-- GOAL --
From the entries below, please gather each line containing the string "capital".

-- RECORDS SHOWN --
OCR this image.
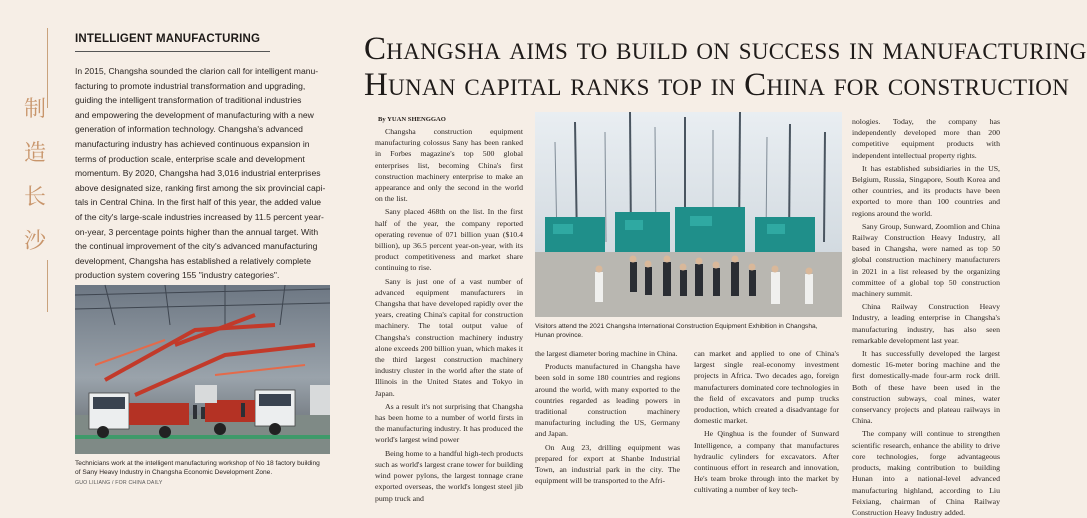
制
造
长
沙
INTELLIGENT MANUFACTURING
In 2015, Changsha sounded the clarion call for intelligent manu-
facturing to promote industrial transformation and upgrading,
guiding the intelligent transformation of traditional industries
and empowering the development of manufacturing with a new
generation of information technology. Changsha's advanced
manufacturing industry has achieved continuous expansion in
terms of production scale, enterprise scale and development
momentum. By 2020, Changsha had 3,016 industrial enterprises
above designated size, ranking first among the six provincial capi-
tals in Central China. In the first half of this year, the added value
of the city's large-scale industries increased by 11.5 percent year-
on-year, 3 percentage points higher than the annual target. With
the continual improvement of the city's advanced manufacturing
development, Changsha has established a relatively complete
production system covering 155 "industry categories".
Technicians work at the intelligent manufacturing workshop of No 18 factory building
of Sany Heavy Industry in Changsha Economic Development Zone.
GUO LILIANG / FOR CHINA DAILY
Changsha aims to build on success in manufacturing
Hunan capital ranks top in China for construction
By YUAN SHENGGAO
Visitors attend the 2021 Changsha International Construction Equipment Exhibition in Changsha,
Hunan province.

Changsha construction equipment manufacturing colossus Sany has been ranked in Forbes magazine's top 500 global enterprises list, becoming China's first construction machinery enterprise to make an appearance and only the second in the world on the list.

Sany placed 468th on the list. In the first half of the year, the company reported operating revenue of 071 billion yuan ($10.4 billion), up 36.5 percent year-on-year, with its product competitiveness and market share continuing to rise.

Sany is just one of a vast number of advanced equipment manufacturers in Changsha that have developed rapidly over the years, creating China's capital for construction machinery. The total output value of Changsha's construction machinery industry alone exceeds 200 billion yuan, which makes it the third largest construction machinery industry cluster in the world after the state of Illinois in the United States and Tokyo in Japan.

As a result it's not surprising that Changsha has been home to a number of world firsts in the manufacturing industry. It has produced the world's largest wind power

Being home to a handful high-tech products such as world's largest crane tower for building wind power pylons, the largest tonnage crane exported overseas, the world's longest steel jib pump truck and

the largest diameter boring machine in China.

Products manufactured in Changsha have been sold in some 180 countries and regions around the world, with many exported to the countries regarded as leading powers in traditional construction machinery manufacturing including the US, Germany and Japan.

On Aug 23, drilling equipment was prepared for export at Shanbe Industrial Town, an industrial park in the city. The equipment will be transported to the Afri-

can market and applied to one of China's largest single real-economy investment projects in Africa. Two decades ago, foreign manufacturers dominated core technologies in the field of excavators and pump trucks production, which created a disadvantage for domestic market.

He Qinghua is the founder of Sunward Intelligence, a company that manufactures hydraulic cylinders for excavators. After continuous effort in research and innovation, He's team broke through into the market by cultivating a number of key tech-

nologies. Today, the company has independently developed more than 200 competitive equipment products with independent intellectual property rights.

It has established subsidiaries in the US, Belgium, Russia, Singapore, South Korea and other countries, and its products have been exported to more than 100 countries and regions around the world.

Sany Group, Sunward, Zoomlion and China Railway Construction Heavy Industry, all based in Changsha, were named as top 50 global construction machinery manufacturers in 2021 in a list released by the organizing committee of a global top 50 construction machinery summit.

China Railway Construction Heavy Industry, a leading enterprise in Changsha's manufacturing industry, has also seen remarkable development last year.

It has successfully developed the largest domestic 16-meter boring machine and the first domestically-made four-arm rock drill. Both of these have been used in the construction subways, coal mines, water conservancy projects and plateau railways in China.

The company will continue to strengthen scientific research, enhance the ability to drive core technologies, forge advantageous products, making contribution to building Hunan into a national-level advanced manufacturing highland, according to Liu Feixiang, chairman of China Railway Construction Heavy Industry added.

-- EXPECTED ANSWER --
Hunan capital ranks top in China for construction
Sany is just one of a vast number of advanced equipment manufacturers in Changsha that have developed rapidly over the years, creating China's capital for construction machinery. The total output value of Changsha's construction machinery industry alone exceeds 200 billion yuan, which makes it the third largest construction machinery industry cluster in the world after the state of Illinois in the United States and Tokyo in Japan.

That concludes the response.